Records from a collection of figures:
══════════════════════════════
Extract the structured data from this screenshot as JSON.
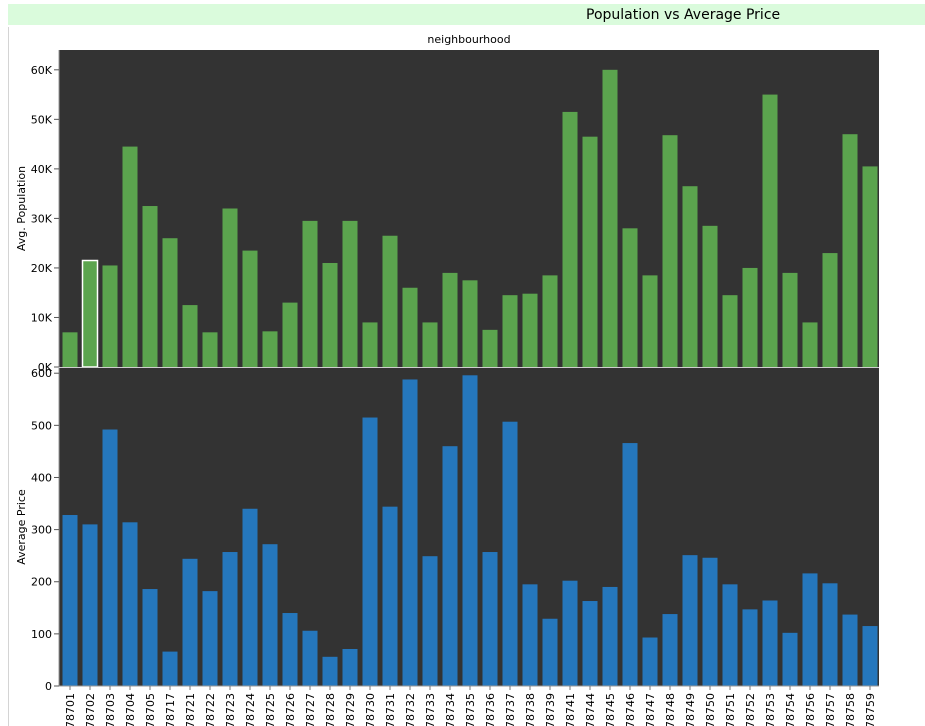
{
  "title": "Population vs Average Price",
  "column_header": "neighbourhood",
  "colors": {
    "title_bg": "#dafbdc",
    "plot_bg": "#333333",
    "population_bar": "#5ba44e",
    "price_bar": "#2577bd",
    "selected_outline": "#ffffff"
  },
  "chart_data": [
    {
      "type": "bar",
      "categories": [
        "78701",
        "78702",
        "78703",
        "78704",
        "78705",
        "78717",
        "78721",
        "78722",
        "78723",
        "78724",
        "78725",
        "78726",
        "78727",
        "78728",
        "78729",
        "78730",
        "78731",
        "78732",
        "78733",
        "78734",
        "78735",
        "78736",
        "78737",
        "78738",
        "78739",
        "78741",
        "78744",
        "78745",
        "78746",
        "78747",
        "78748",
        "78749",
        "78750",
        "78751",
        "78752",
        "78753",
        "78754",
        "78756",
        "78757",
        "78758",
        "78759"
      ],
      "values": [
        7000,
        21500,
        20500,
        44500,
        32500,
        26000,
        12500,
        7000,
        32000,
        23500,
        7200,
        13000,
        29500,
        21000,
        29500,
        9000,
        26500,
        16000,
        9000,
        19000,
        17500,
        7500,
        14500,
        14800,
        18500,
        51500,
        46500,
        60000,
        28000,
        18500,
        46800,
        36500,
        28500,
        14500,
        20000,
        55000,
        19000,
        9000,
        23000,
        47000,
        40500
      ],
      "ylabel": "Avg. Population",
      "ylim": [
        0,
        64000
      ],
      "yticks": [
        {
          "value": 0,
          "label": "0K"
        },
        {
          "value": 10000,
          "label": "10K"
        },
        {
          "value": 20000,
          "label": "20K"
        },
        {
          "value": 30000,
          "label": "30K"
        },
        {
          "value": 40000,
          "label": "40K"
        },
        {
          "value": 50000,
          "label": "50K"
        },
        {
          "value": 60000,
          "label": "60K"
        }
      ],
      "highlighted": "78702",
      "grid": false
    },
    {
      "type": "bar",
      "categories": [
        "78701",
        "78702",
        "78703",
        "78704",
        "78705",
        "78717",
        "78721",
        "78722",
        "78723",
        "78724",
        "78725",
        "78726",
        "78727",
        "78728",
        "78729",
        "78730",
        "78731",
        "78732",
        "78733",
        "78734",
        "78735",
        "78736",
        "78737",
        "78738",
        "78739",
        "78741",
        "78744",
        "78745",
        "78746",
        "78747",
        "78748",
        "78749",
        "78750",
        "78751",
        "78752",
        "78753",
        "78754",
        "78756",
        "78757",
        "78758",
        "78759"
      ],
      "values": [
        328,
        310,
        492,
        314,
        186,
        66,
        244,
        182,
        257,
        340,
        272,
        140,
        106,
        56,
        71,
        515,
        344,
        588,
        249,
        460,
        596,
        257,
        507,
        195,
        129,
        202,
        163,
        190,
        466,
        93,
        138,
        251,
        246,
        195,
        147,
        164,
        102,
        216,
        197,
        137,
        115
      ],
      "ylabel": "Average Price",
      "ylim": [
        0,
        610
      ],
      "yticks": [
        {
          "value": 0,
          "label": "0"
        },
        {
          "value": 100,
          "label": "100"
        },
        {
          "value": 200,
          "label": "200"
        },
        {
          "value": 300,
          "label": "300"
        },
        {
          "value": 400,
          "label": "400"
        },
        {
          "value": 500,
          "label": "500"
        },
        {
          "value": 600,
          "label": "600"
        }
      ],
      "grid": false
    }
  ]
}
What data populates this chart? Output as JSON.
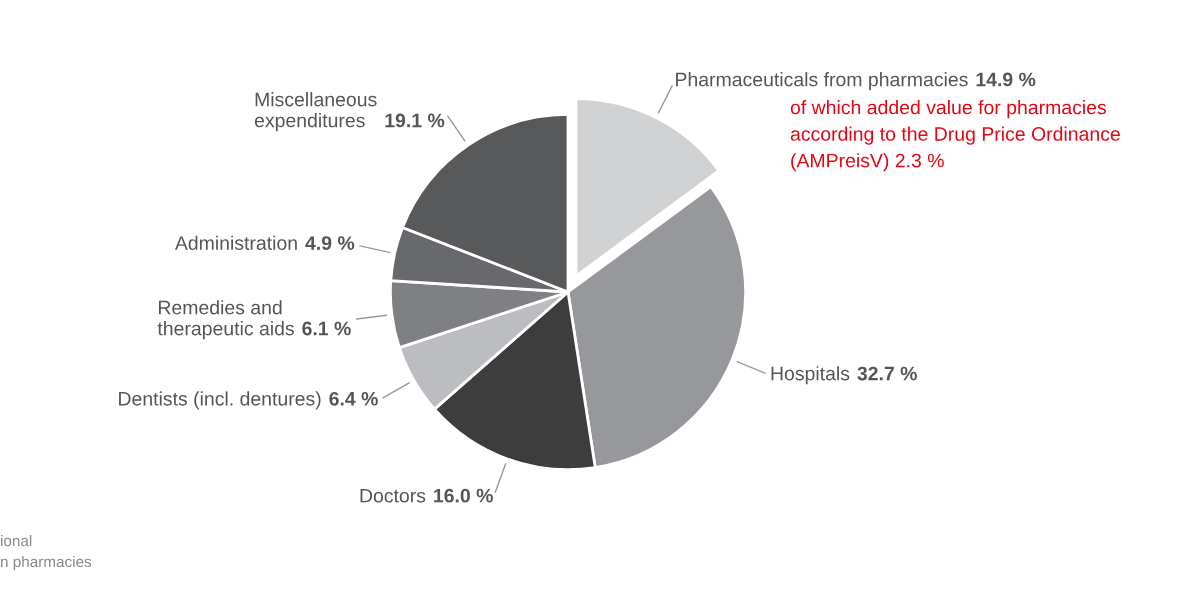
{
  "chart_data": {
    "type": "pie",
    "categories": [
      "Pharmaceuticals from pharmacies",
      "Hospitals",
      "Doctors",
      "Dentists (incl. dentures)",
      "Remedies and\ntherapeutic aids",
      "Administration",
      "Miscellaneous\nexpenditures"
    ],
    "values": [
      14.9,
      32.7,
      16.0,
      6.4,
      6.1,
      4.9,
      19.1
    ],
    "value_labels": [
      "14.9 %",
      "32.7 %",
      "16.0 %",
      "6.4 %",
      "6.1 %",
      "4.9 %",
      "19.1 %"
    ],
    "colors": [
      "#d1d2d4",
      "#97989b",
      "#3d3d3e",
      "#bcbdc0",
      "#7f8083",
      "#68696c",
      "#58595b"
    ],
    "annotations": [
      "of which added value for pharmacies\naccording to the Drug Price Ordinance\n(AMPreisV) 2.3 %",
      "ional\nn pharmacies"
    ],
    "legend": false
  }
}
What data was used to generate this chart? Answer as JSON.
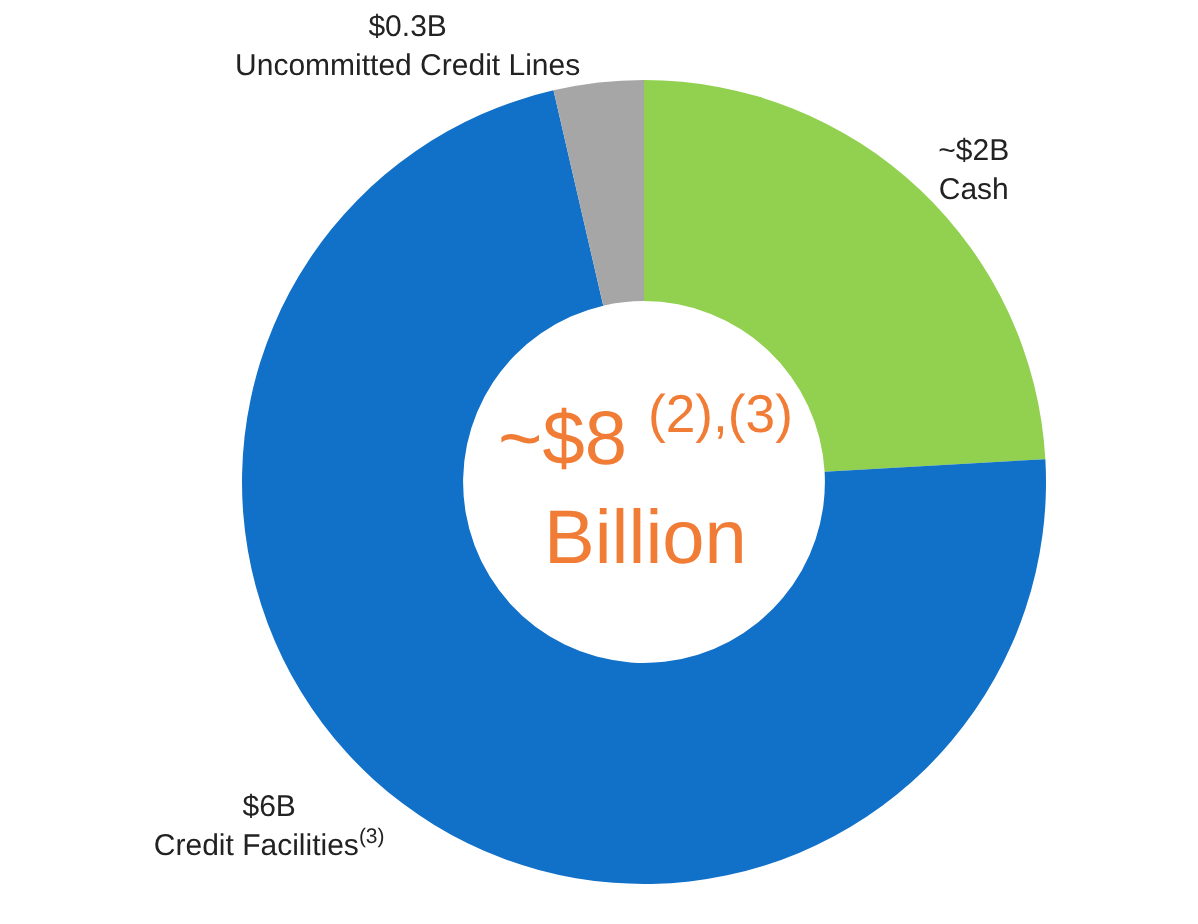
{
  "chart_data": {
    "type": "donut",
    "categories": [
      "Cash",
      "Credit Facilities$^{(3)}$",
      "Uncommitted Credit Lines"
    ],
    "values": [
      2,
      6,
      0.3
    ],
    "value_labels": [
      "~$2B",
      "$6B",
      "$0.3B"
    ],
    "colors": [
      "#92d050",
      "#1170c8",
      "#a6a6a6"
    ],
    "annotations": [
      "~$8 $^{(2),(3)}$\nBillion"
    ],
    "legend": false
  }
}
══════════════════════════════
* EXERCISE: Without the pictures, write out every entry precisely as it appears.

* ANSWER TO THIS EXERCISE:
Extract the structured data from this screenshot as JSON.
{
  "title": "Population vs Average Price",
  "column_header": "neighbourhood",
  "colors": {
    "title_bg": "#dafbdc",
    "plot_bg": "#333333",
    "population_bar": "#5ba44e",
    "price_bar": "#2577bd",
    "selected_outline": "#ffffff"
  },
  "chart_data": [
    {
      "type": "bar",
      "categories": [
        "78701",
        "78702",
        "78703",
        "78704",
        "78705",
        "78717",
        "78721",
        "78722",
        "78723",
        "78724",
        "78725",
        "78726",
        "78727",
        "78728",
        "78729",
        "78730",
        "78731",
        "78732",
        "78733",
        "78734",
        "78735",
        "78736",
        "78737",
        "78738",
        "78739",
        "78741",
        "78744",
        "78745",
        "78746",
        "78747",
        "78748",
        "78749",
        "78750",
        "78751",
        "78752",
        "78753",
        "78754",
        "78756",
        "78757",
        "78758",
        "78759"
      ],
      "values": [
        7000,
        21500,
        20500,
        44500,
        32500,
        26000,
        12500,
        7000,
        32000,
        23500,
        7200,
        13000,
        29500,
        21000,
        29500,
        9000,
        26500,
        16000,
        9000,
        19000,
        17500,
        7500,
        14500,
        14800,
        18500,
        51500,
        46500,
        60000,
        28000,
        18500,
        46800,
        36500,
        28500,
        14500,
        20000,
        55000,
        19000,
        9000,
        23000,
        47000,
        40500
      ],
      "ylabel": "Avg. Population",
      "ylim": [
        0,
        64000
      ],
      "yticks": [
        {
          "value": 0,
          "label": "0K"
        },
        {
          "value": 10000,
          "label": "10K"
        },
        {
          "value": 20000,
          "label": "20K"
        },
        {
          "value": 30000,
          "label": "30K"
        },
        {
          "value": 40000,
          "label": "40K"
        },
        {
          "value": 50000,
          "label": "50K"
        },
        {
          "value": 60000,
          "label": "60K"
        }
      ],
      "highlighted": "78702",
      "grid": false
    },
    {
      "type": "bar",
      "categories": [
        "78701",
        "78702",
        "78703",
        "78704",
        "78705",
        "78717",
        "78721",
        "78722",
        "78723",
        "78724",
        "78725",
        "78726",
        "78727",
        "78728",
        "78729",
        "78730",
        "78731",
        "78732",
        "78733",
        "78734",
        "78735",
        "78736",
        "78737",
        "78738",
        "78739",
        "78741",
        "78744",
        "78745",
        "78746",
        "78747",
        "78748",
        "78749",
        "78750",
        "78751",
        "78752",
        "78753",
        "78754",
        "78756",
        "78757",
        "78758",
        "78759"
      ],
      "values": [
        328,
        310,
        492,
        314,
        186,
        66,
        244,
        182,
        257,
        340,
        272,
        140,
        106,
        56,
        71,
        515,
        344,
        588,
        249,
        460,
        596,
        257,
        507,
        195,
        129,
        202,
        163,
        190,
        466,
        93,
        138,
        251,
        246,
        195,
        147,
        164,
        102,
        216,
        197,
        137,
        115
      ],
      "ylabel": "Average Price",
      "ylim": [
        0,
        610
      ],
      "yticks": [
        {
          "value": 0,
          "label": "0"
        },
        {
          "value": 100,
          "label": "100"
        },
        {
          "value": 200,
          "label": "200"
        },
        {
          "value": 300,
          "label": "300"
        },
        {
          "value": 400,
          "label": "400"
        },
        {
          "value": 500,
          "label": "500"
        },
        {
          "value": 600,
          "label": "600"
        }
      ],
      "grid": false
    }
  ]
}
What data populates this chart? Output as JSON.
{
  "chart_data": {
    "type": "pie",
    "categories": [
      "Pharmaceuticals from pharmacies",
      "Hospitals",
      "Doctors",
      "Dentists (incl. dentures)",
      "Remedies and\ntherapeutic aids",
      "Administration",
      "Miscellaneous\nexpenditures"
    ],
    "values": [
      14.9,
      32.7,
      16.0,
      6.4,
      6.1,
      4.9,
      19.1
    ],
    "value_labels": [
      "14.9 %",
      "32.7 %",
      "16.0 %",
      "6.4 %",
      "6.1 %",
      "4.9 %",
      "19.1 %"
    ],
    "colors": [
      "#d1d2d4",
      "#97989b",
      "#3d3d3e",
      "#bcbdc0",
      "#7f8083",
      "#68696c",
      "#58595b"
    ],
    "annotations": [
      "of which added value for pharmacies\naccording to the Drug Price Ordinance\n(AMPreisV) 2.3 %",
      "ional\nn pharmacies"
    ],
    "legend": false
  }
}
What data was used to generate this chart? Answer as JSON.
{
  "chart_data": {
    "type": "donut",
    "categories": [
      "Cash",
      "Credit Facilities$^{(3)}$",
      "Uncommitted Credit Lines"
    ],
    "values": [
      2,
      6,
      0.3
    ],
    "value_labels": [
      "~$2B",
      "$6B",
      "$0.3B"
    ],
    "colors": [
      "#92d050",
      "#1170c8",
      "#a6a6a6"
    ],
    "annotations": [
      "~$8 $^{(2),(3)}$\nBillion"
    ],
    "legend": false
  }
}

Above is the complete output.